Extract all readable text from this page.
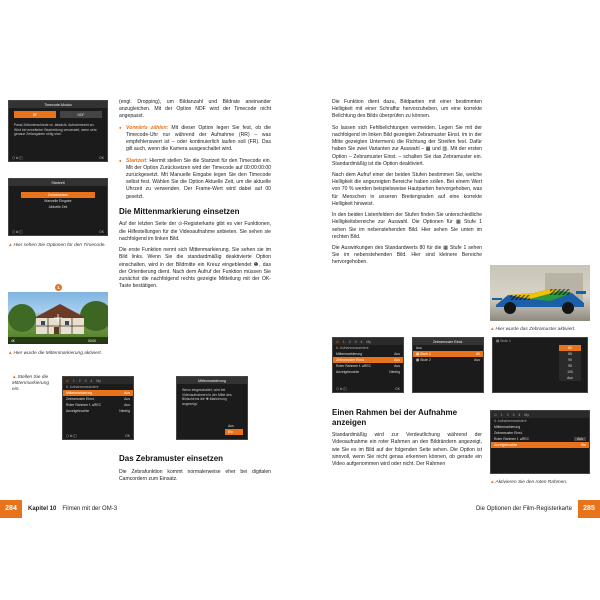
Timecode-Modus
DF	NDF
Passt Zeitunterschiede vs. tatsächl. Aufnahmezeit an. Wird bei erweiterter Bearbeitung verwendet, wenn sehr genaue Zeitangaben nötig sind.
⬡ ⧉ ◫	OK
Startzeit
Zurücksetzen
Manuelle Eingabe
Aktuelle Zeit
⬡ ⧉ ◫	OK
▲Hier sehen Sie Optionen für den Timecode.
4K	00:00
1
▲Hier wurde die Mittenmarkierung aktiviert.
▲Stellen Sie die Mittenmarkierung ein.
⊙ 1 2 3 4 My
6. Aufnahmeassistent
Mittenmarkierung	Aus
Zebramuster Einst.	Aus
Roter Rahmen f. ●REC	Aus
Anzeigeleuchte	Niedrig
⬡ ⧉ ◫	OK
Mittenmarkierung
Wenn eingeschaltet, wird bei Videoaufnahmen in der Mitte des Bildschirms die ✚-Markierung angezeigt.
Aus
Ein

(engl. Dropping), um Bildanzahl und Bildrate aneinander anzugleichen. Mit der Option NDF wird der Timecode nicht angepasst.

● Vorwärts zählen: Mit dieser Option legen Sie fest, ob die Timecode-Uhr nur während der Aufnahme (RR) – was empfehlenswert ist – oder kontinuierlich laufen soll (FR). Das gilt auch, wenn die Kamera ausgeschaltet wird.
● Startzeit: Hiermit stellen Sie die Startzeit für den Timecode ein. Mit der Option Zurücksetzen wird der Timecode auf 00:00:00:00 zurückgesetzt. Mit Manuelle Eingabe legen Sie den Timecode selbst fest. Wählen Sie die Option Aktuelle Zeit, um die aktuelle Uhrzeit zu verwenden. Der Frame-Wert wird dabei auf 00 gesetzt.
Die Mittenmarkierung einsetzen

Auf der letzten Seite der ⊙-Registerkarte gibt es vier Funktionen, die Hilfestellungen für die Videoaufnahme anbieten. Sie sehen sie nachfolgend im linken Bild.

Die erste Funktion nennt sich Mittenmarkierung. Sie sehen sie im Bild links. Wenn Sie die standardmäßig deaktivierte Option einschalten, wird in der Bildmitte ein Kreuz eingeblendet ❶, das der Orientierung dient. Nach dem Aufruf der Funktion müssen Sie zunächst die nachfolgend rechts gezeigte Mitteilung mit der OK-Taste bestätigen.

Das Zebramuster einsetzen

Die Zebrafunktion kommt normalerweise eher bei digitalen Camcordern zum Einsatz.

Die Funktion dient dazu, Bildpartien mit einer bestimmten Helligkeit mit einer Schraffur hervorzuheben, um eine korrekte Belichtung des Bilds überprüfen zu können.

So lassen sich Fehlbelichtungen vermeiden. Legen Sie mit der nachfolgend im linken Bild gezeigten Zebramuster Einst. im in der Mitte gezeigten Untermenü die Richtung der Streifen fest. Dafür haben Sie zwei Varianten zur Auswahl – ▦ und ▥. Mit der ersten Option – Zebramuster Einst. – schalten Sie das Zebramuster ein. Standardmäßig ist die Option deaktiviert.

Nach dem Aufruf einer der beiden Stufen bestimmen Sie, welche Helligkeit die angezeigten Bereiche haben sollen. Bei einem Wert von 70 % werden beispielsweise Hautpartien hervorgehoben, was für Menschen in unseren Breitengraden auf eine korrekte Helligkeit hinweist.

In den beiden Listenfeldern der Stufen finden Sie unterschiedliche Helligkeitsbereiche zur Auswahl. Die Optionen für ▦ Stufe 1 sehen Sie im nebenstehenden Bild. Hier sehen Sie unten im rechten Bild.

Die Auswirkungen des Standardwerts 80 für die ▦ Stufe 1 sehen Sie im nebenstehenden Bild. Hier sind kleinere Bereiche hervorgehoben.

▲Hier wurde das Zebramuster aktiviert.
⊙ 1 2 3 4 My
6. Aufnahmeassistent
Mittenmarkierung	Aus
Zebramuster Einst.	Aus
Roter Rahmen f. ●REC	Aus
Anzeigeleuchte	Niedrig
⬡ ⧉ ◫	OK
Zebramuster Einst.
Aus
▦ Stufe 1	80
▦ Stufe 2	Aus
▦ Stufe 1
80
85
90
95
100
Aus
Einen Rahmen bei der Aufnahme anzeigen

Standardmäßig wird zur Verdeutlichung während der Videoaufnahme ein roter Rahmen an den Bildrändern angezeigt, wie Sie es im Bild auf der folgenden Seite sehen. Die Option ist sinnvoll, wenn Sie nicht genau erkennen können, ob gerade ein Video aufgenommen wird oder nicht. Der Rahmen

⊙ 1 2 3 4 My
6. Aufnahmeassistent
Mittenmarkierung
Zebramuster Einst.
Roter Rahmen f. ●REC	Aus
Anzeigeleuchte	Ein
▲Aktivieren Sie den roten Rahmen.
284	Kapitel 10 Filmen mit der OM-3	Die Optionen der Film-Registerkarte	285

###

- **PROBLEM REQUIREMENTS**:
Please filter the listing down to lines that include the word "Timecode".

- **REPLY**:
Timecode-Modus
▲Hier sehen Sie Optionen für den Timecode.
(engl. Dropping), um Bildanzahl und Bildrate aneinander anzugleichen. Mit der Option NDF wird der Timecode nicht angepasst.
● Vorwärts zählen: Mit dieser Option legen Sie fest, ob die Timecode-Uhr nur während der Aufnahme (RR) – was empfehlenswert ist – oder kontinuierlich laufen soll (FR). Das gilt auch, wenn die Kamera ausgeschaltet wird.
● Startzeit: Hiermit stellen Sie die Startzeit für den Timecode ein. Mit der Option Zurücksetzen wird der Timecode auf 00:00:00:00 zurückgesetzt. Mit Manuelle Eingabe legen Sie den Timecode selbst fest. Wählen Sie die Option Aktuelle Zeit, um die aktuelle Uhrzeit zu verwenden. Der Frame-Wert wird dabei auf 00 gesetzt.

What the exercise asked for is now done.